Entries from a dataset
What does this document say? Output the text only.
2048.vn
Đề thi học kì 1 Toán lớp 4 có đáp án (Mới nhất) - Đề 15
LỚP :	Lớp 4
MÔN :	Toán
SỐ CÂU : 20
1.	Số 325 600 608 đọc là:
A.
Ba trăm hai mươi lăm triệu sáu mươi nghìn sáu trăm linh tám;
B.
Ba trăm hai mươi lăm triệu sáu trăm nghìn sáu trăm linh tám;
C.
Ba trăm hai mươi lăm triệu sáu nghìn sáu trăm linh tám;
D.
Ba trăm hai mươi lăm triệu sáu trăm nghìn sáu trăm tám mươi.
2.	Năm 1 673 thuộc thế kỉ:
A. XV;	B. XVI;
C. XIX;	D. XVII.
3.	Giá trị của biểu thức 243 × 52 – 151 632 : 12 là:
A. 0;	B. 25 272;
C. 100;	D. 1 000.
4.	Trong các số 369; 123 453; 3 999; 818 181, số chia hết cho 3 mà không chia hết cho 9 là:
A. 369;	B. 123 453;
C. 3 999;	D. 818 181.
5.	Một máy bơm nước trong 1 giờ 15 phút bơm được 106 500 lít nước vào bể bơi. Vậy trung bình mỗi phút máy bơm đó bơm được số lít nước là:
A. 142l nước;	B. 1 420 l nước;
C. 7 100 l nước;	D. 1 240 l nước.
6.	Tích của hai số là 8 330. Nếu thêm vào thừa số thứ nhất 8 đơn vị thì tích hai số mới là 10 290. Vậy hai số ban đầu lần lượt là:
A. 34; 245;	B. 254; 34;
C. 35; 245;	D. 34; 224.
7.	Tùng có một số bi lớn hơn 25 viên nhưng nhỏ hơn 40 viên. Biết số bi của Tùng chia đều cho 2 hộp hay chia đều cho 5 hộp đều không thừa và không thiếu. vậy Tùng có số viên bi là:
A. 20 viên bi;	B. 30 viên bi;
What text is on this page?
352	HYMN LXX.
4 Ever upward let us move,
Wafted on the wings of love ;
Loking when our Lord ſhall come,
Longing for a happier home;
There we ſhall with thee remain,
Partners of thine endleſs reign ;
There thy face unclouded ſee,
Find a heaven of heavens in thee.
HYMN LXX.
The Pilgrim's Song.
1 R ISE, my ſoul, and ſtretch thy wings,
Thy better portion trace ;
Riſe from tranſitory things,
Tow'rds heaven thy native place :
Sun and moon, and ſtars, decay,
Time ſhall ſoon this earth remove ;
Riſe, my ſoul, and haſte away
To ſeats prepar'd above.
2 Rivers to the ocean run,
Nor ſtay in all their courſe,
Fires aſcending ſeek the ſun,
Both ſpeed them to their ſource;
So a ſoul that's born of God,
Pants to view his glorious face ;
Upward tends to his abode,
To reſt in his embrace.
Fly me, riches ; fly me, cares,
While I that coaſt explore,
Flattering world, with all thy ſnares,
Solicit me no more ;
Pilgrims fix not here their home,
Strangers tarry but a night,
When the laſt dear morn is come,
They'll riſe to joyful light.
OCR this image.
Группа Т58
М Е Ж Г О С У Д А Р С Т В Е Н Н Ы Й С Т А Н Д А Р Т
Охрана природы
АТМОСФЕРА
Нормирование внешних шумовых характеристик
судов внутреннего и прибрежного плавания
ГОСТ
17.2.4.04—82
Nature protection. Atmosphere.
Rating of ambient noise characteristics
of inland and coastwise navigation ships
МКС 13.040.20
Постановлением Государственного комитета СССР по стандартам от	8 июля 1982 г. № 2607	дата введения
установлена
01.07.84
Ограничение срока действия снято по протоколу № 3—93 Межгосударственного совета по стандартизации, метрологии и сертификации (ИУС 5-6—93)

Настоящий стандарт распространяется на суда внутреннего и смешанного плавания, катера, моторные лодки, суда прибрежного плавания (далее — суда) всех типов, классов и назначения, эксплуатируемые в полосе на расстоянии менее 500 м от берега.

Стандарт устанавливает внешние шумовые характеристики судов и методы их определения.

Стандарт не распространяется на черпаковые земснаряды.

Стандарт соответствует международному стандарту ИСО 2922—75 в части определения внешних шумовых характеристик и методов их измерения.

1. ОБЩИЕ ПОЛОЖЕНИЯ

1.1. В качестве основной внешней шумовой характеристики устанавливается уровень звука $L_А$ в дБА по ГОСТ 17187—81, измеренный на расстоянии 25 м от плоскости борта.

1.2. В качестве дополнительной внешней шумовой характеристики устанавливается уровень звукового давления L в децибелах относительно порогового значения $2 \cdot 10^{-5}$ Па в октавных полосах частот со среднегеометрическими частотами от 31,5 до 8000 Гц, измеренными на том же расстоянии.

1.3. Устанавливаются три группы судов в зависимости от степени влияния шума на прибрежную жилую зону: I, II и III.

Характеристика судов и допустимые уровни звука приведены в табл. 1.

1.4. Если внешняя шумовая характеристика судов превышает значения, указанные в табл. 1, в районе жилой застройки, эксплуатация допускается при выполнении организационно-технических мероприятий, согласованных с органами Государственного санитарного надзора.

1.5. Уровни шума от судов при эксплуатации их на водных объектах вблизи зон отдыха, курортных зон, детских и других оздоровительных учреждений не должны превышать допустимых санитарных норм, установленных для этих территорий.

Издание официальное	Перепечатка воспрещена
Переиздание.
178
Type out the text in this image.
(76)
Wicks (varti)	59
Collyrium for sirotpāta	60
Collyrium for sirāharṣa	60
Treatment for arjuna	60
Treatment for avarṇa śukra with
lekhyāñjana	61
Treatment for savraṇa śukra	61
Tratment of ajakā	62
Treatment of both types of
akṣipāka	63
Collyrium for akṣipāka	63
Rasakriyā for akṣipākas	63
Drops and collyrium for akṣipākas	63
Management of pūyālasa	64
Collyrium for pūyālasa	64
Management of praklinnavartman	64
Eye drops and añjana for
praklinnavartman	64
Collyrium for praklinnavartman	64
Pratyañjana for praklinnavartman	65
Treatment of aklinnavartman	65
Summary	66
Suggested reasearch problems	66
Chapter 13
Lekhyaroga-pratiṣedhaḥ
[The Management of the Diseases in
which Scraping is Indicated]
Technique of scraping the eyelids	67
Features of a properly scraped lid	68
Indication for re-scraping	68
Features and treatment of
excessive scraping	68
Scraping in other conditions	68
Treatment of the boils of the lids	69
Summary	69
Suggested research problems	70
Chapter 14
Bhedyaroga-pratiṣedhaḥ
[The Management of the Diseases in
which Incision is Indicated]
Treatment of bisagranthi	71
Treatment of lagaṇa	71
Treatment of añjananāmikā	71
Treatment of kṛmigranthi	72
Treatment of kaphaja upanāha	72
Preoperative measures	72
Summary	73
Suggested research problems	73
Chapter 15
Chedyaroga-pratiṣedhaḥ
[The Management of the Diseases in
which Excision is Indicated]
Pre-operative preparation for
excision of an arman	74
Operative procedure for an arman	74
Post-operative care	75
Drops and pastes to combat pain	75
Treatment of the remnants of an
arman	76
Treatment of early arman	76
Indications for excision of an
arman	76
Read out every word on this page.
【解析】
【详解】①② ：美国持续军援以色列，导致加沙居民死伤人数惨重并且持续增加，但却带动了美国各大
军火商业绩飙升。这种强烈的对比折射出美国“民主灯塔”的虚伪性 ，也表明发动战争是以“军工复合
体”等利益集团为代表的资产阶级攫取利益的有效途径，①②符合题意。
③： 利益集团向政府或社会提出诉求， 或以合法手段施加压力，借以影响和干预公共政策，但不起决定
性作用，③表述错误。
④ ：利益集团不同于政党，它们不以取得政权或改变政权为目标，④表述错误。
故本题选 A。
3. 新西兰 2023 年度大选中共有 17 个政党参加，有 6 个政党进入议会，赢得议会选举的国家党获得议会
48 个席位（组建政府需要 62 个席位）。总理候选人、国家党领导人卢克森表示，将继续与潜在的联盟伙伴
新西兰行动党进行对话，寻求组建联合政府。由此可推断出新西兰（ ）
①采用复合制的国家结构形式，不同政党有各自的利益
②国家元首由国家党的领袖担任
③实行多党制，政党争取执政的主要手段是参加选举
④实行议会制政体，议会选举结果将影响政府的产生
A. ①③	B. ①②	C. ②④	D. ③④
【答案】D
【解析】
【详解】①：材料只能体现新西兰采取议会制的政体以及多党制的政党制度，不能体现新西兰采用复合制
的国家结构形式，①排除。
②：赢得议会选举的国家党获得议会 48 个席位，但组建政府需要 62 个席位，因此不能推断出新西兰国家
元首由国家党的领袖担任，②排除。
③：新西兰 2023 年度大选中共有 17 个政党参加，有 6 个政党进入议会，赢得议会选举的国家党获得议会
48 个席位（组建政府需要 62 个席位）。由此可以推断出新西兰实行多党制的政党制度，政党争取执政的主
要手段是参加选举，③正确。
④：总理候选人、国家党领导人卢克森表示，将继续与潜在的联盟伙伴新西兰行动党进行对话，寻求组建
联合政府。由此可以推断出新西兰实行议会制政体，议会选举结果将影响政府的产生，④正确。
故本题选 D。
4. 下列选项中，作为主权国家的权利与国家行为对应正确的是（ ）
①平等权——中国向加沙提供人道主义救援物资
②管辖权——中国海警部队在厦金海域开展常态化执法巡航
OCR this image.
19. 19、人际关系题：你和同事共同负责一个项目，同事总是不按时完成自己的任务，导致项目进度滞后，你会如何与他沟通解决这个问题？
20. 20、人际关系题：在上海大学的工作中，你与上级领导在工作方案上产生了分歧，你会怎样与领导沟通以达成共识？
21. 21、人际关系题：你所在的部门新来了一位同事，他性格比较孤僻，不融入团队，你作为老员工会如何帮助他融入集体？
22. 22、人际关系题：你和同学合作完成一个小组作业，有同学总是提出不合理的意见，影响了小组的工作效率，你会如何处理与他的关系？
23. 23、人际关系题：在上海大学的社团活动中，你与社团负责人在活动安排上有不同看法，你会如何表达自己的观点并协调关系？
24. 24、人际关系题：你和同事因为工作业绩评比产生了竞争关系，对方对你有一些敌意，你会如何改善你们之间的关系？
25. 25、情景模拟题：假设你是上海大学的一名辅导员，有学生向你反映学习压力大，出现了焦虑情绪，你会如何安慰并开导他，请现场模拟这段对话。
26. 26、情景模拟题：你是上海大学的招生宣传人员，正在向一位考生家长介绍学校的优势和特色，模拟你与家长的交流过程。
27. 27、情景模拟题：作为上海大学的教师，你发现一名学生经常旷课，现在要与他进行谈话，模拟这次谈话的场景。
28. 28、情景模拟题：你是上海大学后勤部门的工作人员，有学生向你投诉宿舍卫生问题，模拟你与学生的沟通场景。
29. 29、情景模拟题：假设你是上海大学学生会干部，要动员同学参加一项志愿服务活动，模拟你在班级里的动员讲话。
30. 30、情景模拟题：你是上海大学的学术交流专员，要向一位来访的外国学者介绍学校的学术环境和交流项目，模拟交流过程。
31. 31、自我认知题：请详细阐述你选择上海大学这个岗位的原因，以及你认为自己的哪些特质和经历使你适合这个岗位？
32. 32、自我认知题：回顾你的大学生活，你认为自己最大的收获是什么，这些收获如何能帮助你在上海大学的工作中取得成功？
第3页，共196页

Written request
Report the number of lines that contain "linh", with no other words.

Written reply
3